JOB: Please give the count of lines holding the string "header" and nothing besides.

(Data excerpts)
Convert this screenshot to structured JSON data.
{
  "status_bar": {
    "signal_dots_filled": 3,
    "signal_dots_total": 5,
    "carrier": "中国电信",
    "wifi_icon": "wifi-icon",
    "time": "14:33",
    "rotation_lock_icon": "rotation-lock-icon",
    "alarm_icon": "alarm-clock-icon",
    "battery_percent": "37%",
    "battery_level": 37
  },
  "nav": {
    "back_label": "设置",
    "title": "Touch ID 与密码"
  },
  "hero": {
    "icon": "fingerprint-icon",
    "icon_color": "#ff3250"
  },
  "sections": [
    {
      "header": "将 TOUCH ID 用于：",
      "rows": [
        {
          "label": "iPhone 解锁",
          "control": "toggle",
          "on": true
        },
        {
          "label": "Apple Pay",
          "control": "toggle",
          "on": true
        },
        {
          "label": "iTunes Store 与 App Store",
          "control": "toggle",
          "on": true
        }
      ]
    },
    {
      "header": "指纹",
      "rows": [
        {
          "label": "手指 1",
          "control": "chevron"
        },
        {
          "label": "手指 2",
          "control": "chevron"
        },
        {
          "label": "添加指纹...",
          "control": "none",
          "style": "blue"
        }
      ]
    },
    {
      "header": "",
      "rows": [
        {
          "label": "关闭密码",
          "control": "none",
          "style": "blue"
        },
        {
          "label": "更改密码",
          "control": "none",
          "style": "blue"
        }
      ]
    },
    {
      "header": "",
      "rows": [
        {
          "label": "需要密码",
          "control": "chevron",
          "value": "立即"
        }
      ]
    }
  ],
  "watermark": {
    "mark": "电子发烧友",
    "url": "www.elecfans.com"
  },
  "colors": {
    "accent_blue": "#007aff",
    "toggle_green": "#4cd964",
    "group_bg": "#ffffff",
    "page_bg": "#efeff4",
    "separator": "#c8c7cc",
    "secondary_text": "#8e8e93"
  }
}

EXPECTED OUTPUT: 4